__What needs to be done__: Using the material that follows, identify and copy each line with the string "icon".

%%

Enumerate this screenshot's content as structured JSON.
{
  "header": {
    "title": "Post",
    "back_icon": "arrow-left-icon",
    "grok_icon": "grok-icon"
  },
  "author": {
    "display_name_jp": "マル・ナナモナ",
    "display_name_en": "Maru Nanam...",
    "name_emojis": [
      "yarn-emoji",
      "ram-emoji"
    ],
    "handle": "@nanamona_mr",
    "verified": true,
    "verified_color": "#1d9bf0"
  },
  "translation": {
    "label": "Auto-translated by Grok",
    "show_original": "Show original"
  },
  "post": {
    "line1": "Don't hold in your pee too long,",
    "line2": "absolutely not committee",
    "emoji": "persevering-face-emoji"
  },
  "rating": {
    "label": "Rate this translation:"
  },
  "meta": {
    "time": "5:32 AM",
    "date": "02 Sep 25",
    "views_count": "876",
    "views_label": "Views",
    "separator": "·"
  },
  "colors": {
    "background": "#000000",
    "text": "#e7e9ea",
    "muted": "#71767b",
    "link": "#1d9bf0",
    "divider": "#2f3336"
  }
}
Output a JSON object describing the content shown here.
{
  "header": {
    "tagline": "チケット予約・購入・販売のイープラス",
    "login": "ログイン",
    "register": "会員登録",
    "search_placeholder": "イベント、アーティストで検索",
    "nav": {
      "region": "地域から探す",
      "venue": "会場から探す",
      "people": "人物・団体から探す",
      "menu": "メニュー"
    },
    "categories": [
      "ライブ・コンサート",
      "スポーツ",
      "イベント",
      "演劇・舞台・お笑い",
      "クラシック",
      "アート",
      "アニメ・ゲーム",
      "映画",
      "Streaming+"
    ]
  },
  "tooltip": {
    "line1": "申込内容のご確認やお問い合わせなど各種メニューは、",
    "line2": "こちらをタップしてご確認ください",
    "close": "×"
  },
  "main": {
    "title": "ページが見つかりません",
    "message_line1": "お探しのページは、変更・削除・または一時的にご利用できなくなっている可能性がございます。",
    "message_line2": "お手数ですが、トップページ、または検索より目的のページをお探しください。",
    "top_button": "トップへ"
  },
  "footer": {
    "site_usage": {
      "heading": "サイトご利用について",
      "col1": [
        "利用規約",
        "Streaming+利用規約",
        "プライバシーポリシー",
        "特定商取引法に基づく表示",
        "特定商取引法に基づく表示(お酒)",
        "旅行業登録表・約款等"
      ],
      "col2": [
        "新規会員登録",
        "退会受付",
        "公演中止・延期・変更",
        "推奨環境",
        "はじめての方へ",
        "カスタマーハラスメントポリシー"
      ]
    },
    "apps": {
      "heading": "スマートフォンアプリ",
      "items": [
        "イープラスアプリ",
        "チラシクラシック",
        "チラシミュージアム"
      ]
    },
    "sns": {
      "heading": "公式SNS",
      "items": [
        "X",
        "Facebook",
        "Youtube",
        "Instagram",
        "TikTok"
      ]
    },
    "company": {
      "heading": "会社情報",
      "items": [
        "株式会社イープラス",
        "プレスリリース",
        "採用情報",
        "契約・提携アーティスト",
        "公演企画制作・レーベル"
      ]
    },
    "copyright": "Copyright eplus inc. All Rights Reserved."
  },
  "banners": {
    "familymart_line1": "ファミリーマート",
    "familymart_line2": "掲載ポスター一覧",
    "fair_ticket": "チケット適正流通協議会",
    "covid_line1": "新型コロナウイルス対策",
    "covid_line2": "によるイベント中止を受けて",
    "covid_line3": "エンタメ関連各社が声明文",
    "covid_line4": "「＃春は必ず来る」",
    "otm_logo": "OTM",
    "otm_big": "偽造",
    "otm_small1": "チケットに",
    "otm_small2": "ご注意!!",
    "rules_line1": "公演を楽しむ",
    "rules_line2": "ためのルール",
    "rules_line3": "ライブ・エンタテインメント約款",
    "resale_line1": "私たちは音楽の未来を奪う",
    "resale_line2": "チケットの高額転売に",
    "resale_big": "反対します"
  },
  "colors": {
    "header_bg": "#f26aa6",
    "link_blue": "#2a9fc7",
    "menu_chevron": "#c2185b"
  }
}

%%

__Final result__:
    "back_icon": "arrow-left-icon",
    "grok_icon": "grok-icon"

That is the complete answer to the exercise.